RECORDS SHOWN:
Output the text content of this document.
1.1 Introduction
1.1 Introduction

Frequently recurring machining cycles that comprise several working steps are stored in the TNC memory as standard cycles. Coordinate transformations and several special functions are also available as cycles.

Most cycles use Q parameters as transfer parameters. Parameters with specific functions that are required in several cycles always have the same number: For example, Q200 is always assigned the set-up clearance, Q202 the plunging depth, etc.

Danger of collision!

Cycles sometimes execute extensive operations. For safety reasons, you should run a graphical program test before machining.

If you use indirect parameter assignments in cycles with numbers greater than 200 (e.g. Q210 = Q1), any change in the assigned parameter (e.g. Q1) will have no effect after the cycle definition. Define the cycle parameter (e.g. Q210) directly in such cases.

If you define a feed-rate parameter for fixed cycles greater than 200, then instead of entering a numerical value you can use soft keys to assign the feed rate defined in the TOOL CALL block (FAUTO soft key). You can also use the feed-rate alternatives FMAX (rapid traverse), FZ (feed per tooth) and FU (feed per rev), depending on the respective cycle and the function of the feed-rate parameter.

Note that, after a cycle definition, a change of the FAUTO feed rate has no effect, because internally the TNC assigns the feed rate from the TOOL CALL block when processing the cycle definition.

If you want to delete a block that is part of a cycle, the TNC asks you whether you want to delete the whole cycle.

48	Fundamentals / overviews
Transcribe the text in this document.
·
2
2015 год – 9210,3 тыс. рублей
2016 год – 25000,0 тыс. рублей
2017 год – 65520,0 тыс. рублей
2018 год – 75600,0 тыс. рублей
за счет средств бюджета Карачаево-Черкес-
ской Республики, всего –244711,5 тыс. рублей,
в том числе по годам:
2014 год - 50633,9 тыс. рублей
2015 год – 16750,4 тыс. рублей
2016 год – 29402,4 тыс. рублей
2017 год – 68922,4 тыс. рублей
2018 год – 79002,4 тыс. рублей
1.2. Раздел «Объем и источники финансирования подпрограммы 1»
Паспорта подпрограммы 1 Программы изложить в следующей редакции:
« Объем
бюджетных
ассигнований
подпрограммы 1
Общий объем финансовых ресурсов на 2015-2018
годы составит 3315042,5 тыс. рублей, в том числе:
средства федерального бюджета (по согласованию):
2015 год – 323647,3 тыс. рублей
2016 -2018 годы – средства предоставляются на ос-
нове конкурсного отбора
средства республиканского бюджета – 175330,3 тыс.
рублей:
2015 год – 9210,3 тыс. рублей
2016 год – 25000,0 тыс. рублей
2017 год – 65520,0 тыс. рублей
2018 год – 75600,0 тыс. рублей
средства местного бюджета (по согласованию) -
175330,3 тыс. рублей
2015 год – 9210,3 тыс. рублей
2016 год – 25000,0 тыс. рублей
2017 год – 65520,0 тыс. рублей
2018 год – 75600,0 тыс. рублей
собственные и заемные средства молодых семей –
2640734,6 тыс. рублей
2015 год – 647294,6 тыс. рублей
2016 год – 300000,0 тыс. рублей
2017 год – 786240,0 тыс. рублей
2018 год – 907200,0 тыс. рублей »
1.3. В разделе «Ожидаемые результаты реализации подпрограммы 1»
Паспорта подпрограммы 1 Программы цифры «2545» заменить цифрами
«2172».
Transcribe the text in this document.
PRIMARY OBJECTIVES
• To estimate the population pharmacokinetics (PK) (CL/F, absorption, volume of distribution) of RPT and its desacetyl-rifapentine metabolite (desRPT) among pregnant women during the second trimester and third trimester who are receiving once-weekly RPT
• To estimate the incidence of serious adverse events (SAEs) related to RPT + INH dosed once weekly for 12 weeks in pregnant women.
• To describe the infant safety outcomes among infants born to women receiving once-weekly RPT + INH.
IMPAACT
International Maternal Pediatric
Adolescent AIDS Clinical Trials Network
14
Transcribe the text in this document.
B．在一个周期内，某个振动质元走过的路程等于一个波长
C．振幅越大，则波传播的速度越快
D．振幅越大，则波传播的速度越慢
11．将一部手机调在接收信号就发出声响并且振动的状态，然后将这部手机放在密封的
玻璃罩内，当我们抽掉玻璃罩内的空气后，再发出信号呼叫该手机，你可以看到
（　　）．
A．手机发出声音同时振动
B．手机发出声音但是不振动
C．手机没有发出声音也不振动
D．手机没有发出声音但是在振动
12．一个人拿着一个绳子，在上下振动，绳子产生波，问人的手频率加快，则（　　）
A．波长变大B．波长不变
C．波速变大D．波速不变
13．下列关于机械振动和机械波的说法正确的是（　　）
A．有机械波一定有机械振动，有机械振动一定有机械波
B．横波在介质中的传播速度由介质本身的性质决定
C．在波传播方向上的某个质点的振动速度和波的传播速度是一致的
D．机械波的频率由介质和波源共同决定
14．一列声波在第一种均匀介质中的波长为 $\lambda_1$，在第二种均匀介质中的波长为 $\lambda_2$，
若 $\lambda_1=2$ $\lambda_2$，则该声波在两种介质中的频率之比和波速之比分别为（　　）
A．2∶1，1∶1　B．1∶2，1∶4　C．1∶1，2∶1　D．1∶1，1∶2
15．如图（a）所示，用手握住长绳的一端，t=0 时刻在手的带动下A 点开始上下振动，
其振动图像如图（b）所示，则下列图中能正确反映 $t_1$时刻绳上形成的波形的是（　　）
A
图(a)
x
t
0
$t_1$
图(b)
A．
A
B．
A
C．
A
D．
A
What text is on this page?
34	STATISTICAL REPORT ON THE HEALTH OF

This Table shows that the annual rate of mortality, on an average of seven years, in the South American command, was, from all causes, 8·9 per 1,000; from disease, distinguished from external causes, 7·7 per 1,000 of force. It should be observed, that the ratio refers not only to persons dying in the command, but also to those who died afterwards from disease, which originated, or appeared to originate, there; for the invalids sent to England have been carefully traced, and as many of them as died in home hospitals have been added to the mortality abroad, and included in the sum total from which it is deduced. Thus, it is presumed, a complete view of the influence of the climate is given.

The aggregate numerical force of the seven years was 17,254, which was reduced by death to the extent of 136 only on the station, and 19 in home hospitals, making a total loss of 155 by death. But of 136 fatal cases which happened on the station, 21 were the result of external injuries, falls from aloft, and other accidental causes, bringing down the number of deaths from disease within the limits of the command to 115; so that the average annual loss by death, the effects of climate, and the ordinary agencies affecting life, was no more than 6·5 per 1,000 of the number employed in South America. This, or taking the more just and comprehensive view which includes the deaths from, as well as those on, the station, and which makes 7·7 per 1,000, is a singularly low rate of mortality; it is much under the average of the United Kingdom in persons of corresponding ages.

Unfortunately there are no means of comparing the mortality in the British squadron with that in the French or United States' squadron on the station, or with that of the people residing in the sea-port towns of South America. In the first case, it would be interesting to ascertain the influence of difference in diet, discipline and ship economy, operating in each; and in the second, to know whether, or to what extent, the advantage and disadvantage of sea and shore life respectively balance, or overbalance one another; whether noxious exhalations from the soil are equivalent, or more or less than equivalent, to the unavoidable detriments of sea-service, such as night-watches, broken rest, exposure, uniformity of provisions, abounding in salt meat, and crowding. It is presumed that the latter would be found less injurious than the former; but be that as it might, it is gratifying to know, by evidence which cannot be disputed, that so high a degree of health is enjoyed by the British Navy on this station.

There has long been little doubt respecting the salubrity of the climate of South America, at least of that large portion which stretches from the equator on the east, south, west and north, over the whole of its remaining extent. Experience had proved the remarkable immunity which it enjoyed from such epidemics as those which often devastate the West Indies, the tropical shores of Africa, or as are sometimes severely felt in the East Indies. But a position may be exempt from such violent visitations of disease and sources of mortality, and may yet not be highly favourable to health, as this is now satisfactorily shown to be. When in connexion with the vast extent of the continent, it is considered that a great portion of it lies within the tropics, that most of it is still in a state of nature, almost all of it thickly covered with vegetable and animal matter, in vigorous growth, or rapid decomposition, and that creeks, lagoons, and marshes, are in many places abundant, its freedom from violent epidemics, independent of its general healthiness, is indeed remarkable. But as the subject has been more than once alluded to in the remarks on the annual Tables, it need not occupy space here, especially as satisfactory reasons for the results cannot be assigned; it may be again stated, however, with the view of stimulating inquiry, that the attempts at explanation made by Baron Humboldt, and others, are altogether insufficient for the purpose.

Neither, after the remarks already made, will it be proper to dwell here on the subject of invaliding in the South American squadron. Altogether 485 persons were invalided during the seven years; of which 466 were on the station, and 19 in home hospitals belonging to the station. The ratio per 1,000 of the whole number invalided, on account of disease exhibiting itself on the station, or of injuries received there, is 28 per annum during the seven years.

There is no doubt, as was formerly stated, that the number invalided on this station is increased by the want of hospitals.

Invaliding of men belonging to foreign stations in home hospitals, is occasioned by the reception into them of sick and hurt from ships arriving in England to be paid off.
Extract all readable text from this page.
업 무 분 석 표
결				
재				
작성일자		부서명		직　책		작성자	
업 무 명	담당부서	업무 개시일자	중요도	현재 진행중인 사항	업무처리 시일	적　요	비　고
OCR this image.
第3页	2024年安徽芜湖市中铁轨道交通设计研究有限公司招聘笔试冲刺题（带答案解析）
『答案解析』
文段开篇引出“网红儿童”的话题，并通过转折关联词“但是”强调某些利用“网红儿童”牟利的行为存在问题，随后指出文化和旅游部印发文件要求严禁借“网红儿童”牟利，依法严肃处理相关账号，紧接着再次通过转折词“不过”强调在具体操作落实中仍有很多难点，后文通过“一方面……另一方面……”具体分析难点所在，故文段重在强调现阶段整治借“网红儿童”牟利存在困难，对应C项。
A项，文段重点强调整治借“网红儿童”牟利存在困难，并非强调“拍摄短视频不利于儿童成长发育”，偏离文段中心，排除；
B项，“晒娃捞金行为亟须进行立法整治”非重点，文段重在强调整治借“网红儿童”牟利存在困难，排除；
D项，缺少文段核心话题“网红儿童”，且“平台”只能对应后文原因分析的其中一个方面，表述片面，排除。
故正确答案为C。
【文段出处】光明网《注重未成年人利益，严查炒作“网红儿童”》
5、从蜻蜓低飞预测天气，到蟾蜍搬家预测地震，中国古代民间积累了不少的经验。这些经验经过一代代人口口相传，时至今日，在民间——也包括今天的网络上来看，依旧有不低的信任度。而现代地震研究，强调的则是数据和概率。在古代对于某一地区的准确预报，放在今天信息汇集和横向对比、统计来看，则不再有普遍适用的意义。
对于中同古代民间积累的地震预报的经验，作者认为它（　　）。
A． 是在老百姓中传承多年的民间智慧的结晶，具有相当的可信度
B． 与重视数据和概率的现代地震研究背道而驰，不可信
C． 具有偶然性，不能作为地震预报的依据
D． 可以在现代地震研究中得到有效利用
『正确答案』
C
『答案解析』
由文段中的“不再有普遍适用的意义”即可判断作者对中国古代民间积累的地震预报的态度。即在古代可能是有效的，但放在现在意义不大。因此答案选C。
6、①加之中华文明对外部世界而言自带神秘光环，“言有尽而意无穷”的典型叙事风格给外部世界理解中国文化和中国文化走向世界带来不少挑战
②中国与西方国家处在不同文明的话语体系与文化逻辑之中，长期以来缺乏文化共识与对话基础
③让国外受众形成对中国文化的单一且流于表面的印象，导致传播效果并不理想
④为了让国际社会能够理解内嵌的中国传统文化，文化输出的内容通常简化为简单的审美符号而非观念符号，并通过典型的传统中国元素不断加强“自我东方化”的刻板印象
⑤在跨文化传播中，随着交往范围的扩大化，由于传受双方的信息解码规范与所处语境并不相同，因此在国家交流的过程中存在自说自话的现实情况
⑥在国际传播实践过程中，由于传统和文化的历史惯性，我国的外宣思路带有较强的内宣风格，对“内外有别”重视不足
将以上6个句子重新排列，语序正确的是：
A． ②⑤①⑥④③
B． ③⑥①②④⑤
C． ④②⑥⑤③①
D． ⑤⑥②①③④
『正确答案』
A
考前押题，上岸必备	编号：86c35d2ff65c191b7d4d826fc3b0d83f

CHALLENGE:
Extract from the material all lines containing the string "подпрограммы".

WORKED ANSWER:
1.2. Раздел «Объем и источники финансирования подпрограммы 1»
Паспорта подпрограммы 1 Программы изложить в следующей редакции:
подпрограммы 1
1.3. В разделе «Ожидаемые результаты реализации подпрограммы 1»
Паспорта подпрограммы 1 Программы цифры «2545» заменить цифрами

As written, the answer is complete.